:: Stated problem ::
Your task is to transcribe all of the records exactly and leave out the pictures.

Dataset rows about figures

Start

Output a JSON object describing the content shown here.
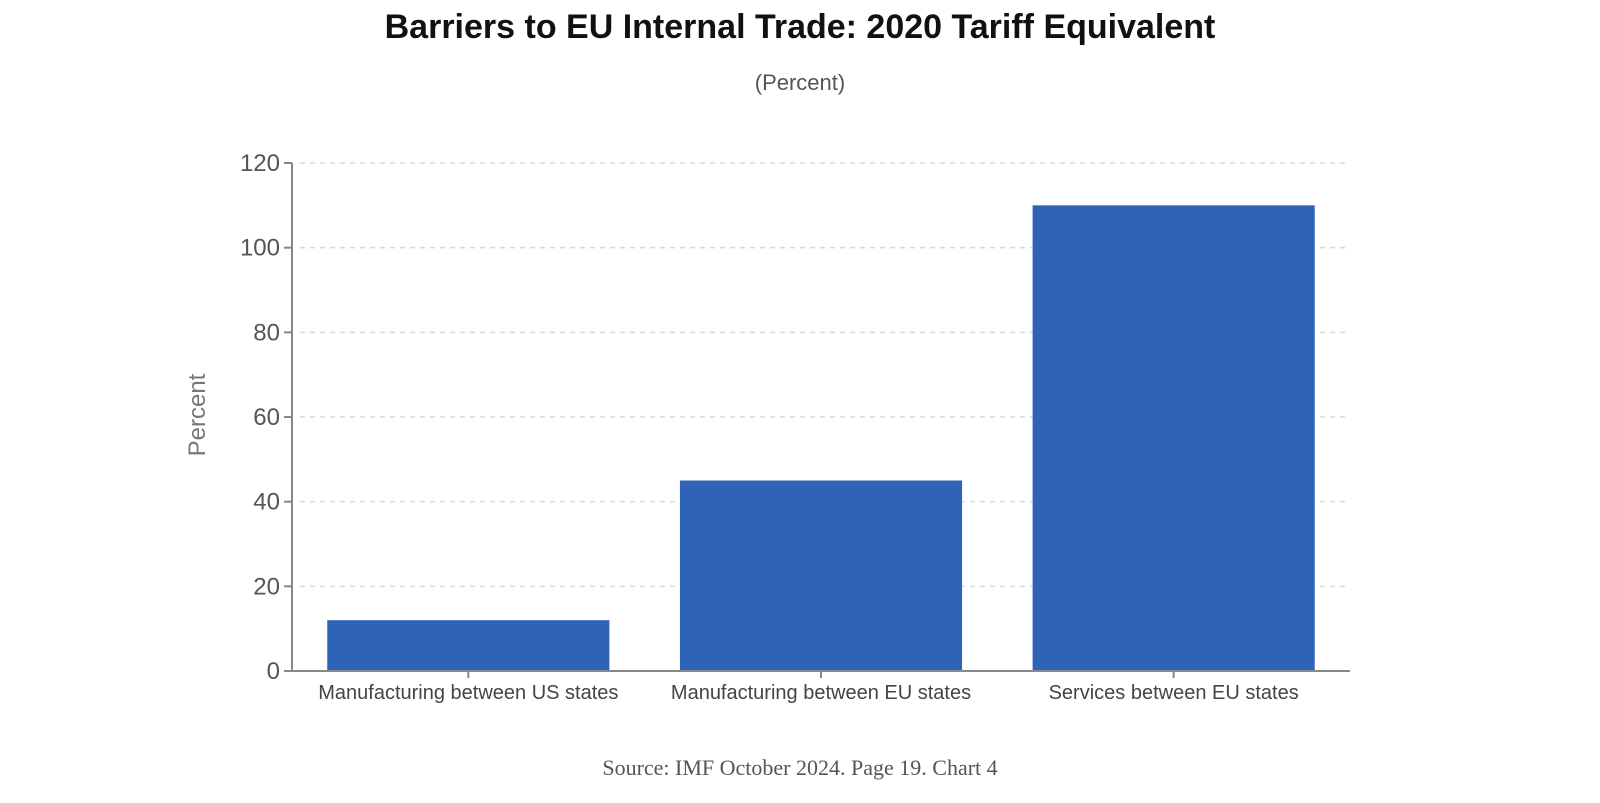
{
  "header": {
    "title": "Barriers to EU Internal Trade: 2020 Tariff Equivalent",
    "subtitle": "(Percent)"
  },
  "footer": {
    "source": "Source: IMF October 2024. Page 19. Chart 4"
  },
  "colors": {
    "bar": "#2f63b8",
    "grid": "#d9d9d9",
    "axis": "#888888"
  },
  "chart_data": {
    "type": "bar",
    "categories": [
      "Manufacturing between US states",
      "Manufacturing between EU states",
      "Services between EU states"
    ],
    "values": [
      12,
      45,
      110
    ],
    "ylabel": "Percent",
    "ylim": [
      0,
      120
    ],
    "yticks": [
      0,
      20,
      40,
      60,
      80,
      100,
      120
    ],
    "grid": true,
    "legend": "none"
  }
}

End

:: Result for this exercise ::
Output a JSON object describing the content shown here.
{
  "header": {
    "title": "Barriers to EU Internal Trade: 2020 Tariff Equivalent",
    "subtitle": "(Percent)"
  },
  "footer": {
    "source": "Source: IMF October 2024. Page 19. Chart 4"
  },
  "colors": {
    "bar": "#2f63b8",
    "grid": "#d9d9d9",
    "axis": "#888888"
  },
  "chart_data": {
    "type": "bar",
    "categories": [
      "Manufacturing between US states",
      "Manufacturing between EU states",
      "Services between EU states"
    ],
    "values": [
      12,
      45,
      110
    ],
    "ylabel": "Percent",
    "ylim": [
      0,
      120
    ],
    "yticks": [
      0,
      20,
      40,
      60,
      80,
      100,
      120
    ],
    "grid": true,
    "legend": "none"
  }
}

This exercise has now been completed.